In May 2010, Lieutenant Colonel Rudov was sentenced to three years probation for fraud and abuse of authority. According to [Urusov’s other] lawyer Inga Reitenbakh, “He was charged with receiving 2.5 million rubles from Alrosa for the purchase of an apartment in Mirny.” The investigators and Rudov himself categorically denied any connection between this case and the Urusov case. Nevertheless, the funds were allocated to Rudov shortly after Urusov’s arrest. According to Russian Reporter’s source, Rudov now works as a procurements specialist in the repair and construction office at the Mirny mining and processing plant.

“He shoots before he thinks”

Urusov was also unlucky in that he had set about creating a Sotsprof local in Udachny exactly when the union’s leadership had entered the complex process of building relations with the Kremlin.

“Beginning in 2007, people from the Russian Presidential Administration began to pressure us very actively,” says Sergei Khramov. “We were strongly recommended to name Sergei Vostretsov from the United Russia party as [our] new leader. I had good reason to believe that if we didn’t, we would simply be destroyed. And I figured, the heck with him, let Vostretsov be leader and do public relations, while I, as Sotsprof’s general labor inspector, will do the day-to-day work.”

The first outcome of this “castling” move was that the formerly oppositional Sotsprof supported Dmitry Medvedev in the 2008 presidential elections.

”And when they began pressuring Valentin, Vostretsov told me not to make any unnecessary noise, because he would fix everything anyway. I knew that the Vostretsov family—his younger brother was the youngest FSB colonel in the country—was very close to General Alexander Mikhailov, the then-director of the Federal Drug Control Service. I thought that Valentin’s case would be decided with a single phone call.”

For the sake of fairness, we should note that complicated events were underway at the Federal Drug Control Service at the time. Viktor Ivanov had replaced Viktor Cherkesov, who had famously publicized the existence of a war within the security services in an article [entitled “We Can’t Let Warriors Turn into Traders”]. In October, General Mikhailov left the FSKN as well. There was simply no one left to make that “single phone call.”

Subsequently, Vostretsov pushed Khramov out of Sotsprof altogether, and the organization became completely loyal to the Kremlin.

Records shown
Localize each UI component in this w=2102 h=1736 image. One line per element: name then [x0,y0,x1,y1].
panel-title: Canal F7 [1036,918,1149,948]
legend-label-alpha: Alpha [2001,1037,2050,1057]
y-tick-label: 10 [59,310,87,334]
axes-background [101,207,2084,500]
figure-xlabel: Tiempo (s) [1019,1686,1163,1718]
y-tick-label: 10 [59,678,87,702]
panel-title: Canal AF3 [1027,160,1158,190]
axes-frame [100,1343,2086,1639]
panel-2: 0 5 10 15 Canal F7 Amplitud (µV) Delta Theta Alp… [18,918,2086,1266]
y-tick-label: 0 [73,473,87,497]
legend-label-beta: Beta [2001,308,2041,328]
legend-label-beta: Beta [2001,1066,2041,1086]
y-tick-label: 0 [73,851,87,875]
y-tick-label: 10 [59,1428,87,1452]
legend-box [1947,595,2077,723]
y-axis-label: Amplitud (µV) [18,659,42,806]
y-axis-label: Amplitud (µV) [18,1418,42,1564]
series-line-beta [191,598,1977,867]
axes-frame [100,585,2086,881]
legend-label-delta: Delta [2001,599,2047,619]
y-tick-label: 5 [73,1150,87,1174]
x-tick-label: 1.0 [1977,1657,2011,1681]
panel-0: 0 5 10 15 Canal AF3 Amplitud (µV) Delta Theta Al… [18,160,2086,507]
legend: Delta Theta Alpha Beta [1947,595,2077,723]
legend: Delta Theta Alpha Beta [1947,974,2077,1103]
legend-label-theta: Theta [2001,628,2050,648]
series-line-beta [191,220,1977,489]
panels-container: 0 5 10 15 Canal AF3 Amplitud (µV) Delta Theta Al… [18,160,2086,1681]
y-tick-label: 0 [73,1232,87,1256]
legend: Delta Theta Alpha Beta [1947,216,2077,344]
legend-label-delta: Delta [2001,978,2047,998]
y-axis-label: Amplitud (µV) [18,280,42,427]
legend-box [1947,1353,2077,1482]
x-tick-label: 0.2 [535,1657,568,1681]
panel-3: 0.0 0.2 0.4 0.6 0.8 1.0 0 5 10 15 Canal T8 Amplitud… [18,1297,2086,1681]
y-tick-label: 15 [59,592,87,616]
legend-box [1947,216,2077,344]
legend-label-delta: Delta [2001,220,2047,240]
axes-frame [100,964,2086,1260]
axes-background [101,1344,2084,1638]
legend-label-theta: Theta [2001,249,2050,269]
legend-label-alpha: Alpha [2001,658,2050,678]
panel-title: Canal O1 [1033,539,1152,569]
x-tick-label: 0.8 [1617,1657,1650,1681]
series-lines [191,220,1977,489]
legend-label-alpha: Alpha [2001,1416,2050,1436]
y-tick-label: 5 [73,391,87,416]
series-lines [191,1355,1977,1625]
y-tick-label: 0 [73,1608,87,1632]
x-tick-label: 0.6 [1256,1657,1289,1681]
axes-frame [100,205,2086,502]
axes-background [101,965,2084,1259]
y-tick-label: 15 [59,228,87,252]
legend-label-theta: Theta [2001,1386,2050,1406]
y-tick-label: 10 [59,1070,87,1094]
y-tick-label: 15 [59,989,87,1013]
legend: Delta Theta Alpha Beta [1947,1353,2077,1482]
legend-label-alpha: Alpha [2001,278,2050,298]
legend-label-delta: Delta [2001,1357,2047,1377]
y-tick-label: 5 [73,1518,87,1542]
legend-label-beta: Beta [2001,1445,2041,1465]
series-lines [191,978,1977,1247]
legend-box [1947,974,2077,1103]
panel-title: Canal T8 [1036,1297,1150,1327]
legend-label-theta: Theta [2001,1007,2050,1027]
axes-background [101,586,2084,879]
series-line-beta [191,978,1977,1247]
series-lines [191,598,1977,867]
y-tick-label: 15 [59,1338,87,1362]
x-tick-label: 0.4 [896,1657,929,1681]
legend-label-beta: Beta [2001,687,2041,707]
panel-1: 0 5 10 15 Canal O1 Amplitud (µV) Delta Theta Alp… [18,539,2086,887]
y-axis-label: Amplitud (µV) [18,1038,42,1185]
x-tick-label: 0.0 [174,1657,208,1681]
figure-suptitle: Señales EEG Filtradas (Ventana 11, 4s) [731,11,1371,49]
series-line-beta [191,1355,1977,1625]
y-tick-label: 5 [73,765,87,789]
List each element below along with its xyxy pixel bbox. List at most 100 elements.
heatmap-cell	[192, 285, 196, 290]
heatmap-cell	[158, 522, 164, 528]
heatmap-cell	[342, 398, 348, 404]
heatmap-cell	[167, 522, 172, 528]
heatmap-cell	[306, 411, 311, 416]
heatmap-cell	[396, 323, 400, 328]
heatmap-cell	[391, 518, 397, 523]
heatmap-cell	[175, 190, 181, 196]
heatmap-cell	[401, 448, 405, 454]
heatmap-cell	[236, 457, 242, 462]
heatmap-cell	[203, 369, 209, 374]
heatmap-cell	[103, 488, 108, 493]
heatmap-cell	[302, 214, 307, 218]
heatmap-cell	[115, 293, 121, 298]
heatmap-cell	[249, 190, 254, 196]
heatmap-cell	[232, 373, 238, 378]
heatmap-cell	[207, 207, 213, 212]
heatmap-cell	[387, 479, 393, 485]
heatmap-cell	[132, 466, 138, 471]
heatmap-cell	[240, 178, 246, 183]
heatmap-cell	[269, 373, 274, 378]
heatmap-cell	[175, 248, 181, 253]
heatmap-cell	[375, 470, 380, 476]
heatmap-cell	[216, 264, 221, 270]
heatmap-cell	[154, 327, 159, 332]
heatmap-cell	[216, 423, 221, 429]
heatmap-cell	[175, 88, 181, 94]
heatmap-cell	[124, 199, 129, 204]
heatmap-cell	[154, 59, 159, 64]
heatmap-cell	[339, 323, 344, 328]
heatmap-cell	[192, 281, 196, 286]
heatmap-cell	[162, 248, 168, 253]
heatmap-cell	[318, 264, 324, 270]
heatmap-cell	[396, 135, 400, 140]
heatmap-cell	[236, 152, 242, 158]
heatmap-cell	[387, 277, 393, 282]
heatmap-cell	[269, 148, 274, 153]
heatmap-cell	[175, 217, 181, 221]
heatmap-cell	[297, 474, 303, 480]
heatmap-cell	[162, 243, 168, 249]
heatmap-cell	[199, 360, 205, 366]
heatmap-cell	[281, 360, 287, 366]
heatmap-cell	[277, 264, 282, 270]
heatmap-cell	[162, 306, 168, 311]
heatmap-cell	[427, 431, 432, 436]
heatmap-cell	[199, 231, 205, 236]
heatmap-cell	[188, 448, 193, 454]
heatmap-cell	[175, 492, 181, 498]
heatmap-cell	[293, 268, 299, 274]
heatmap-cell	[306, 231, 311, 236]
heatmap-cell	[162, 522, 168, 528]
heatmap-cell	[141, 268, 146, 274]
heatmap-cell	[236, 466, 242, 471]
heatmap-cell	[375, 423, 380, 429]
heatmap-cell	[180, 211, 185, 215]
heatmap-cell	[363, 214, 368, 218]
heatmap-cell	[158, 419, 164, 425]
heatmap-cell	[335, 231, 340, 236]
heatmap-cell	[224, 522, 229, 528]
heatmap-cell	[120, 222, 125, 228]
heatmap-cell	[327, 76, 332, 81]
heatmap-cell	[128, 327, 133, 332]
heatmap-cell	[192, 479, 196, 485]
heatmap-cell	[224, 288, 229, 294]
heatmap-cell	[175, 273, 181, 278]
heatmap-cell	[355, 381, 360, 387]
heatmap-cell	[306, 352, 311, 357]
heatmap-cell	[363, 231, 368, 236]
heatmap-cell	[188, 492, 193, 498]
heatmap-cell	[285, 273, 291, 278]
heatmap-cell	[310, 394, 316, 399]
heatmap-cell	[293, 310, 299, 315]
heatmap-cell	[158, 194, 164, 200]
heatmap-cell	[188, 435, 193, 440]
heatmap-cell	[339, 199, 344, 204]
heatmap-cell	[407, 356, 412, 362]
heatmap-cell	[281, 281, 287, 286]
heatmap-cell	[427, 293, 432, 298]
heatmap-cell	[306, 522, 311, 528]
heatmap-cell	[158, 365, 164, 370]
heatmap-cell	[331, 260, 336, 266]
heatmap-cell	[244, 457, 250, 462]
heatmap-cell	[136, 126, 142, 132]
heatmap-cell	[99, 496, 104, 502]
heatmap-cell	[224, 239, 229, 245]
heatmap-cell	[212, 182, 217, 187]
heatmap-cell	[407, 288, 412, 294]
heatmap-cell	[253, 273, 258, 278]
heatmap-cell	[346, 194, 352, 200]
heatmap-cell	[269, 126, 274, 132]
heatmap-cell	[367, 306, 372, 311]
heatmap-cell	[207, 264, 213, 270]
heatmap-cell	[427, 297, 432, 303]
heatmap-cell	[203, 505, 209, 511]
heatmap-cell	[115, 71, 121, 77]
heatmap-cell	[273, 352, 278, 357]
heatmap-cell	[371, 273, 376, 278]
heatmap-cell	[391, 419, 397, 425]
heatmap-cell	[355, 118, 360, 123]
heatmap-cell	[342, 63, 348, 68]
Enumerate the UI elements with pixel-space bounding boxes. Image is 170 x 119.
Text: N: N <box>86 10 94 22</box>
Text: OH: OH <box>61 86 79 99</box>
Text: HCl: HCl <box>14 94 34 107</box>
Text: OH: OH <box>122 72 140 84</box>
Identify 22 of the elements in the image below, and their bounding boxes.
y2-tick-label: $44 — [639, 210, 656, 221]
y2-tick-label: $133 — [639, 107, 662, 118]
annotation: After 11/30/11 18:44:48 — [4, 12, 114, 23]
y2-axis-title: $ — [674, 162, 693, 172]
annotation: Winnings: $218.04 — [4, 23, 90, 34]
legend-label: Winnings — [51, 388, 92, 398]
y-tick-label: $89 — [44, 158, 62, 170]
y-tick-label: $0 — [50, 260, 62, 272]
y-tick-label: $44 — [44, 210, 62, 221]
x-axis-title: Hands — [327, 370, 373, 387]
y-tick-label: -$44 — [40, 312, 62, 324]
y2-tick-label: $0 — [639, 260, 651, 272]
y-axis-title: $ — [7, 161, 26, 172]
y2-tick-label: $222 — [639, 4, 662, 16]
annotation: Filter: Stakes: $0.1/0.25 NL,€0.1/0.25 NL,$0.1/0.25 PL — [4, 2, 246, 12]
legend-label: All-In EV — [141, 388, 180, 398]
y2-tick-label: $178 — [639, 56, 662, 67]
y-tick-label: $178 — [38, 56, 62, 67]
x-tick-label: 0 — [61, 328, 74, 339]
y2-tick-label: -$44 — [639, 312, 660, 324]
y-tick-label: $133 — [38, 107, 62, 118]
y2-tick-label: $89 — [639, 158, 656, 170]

Brief
Duplicate the passage of the excerpt about the Urusov case that opens with the words containing "Urusov was also" and closes with "with the Kremlin.". The items are independent of the excerpt about the Urusov case and stand as separate material.

Task result
Urusov was also unlucky in that he had set about creating a Sotsprof local in Udachny exactly when the union’s leadership had entered the complex process of building relations with the Kremlin.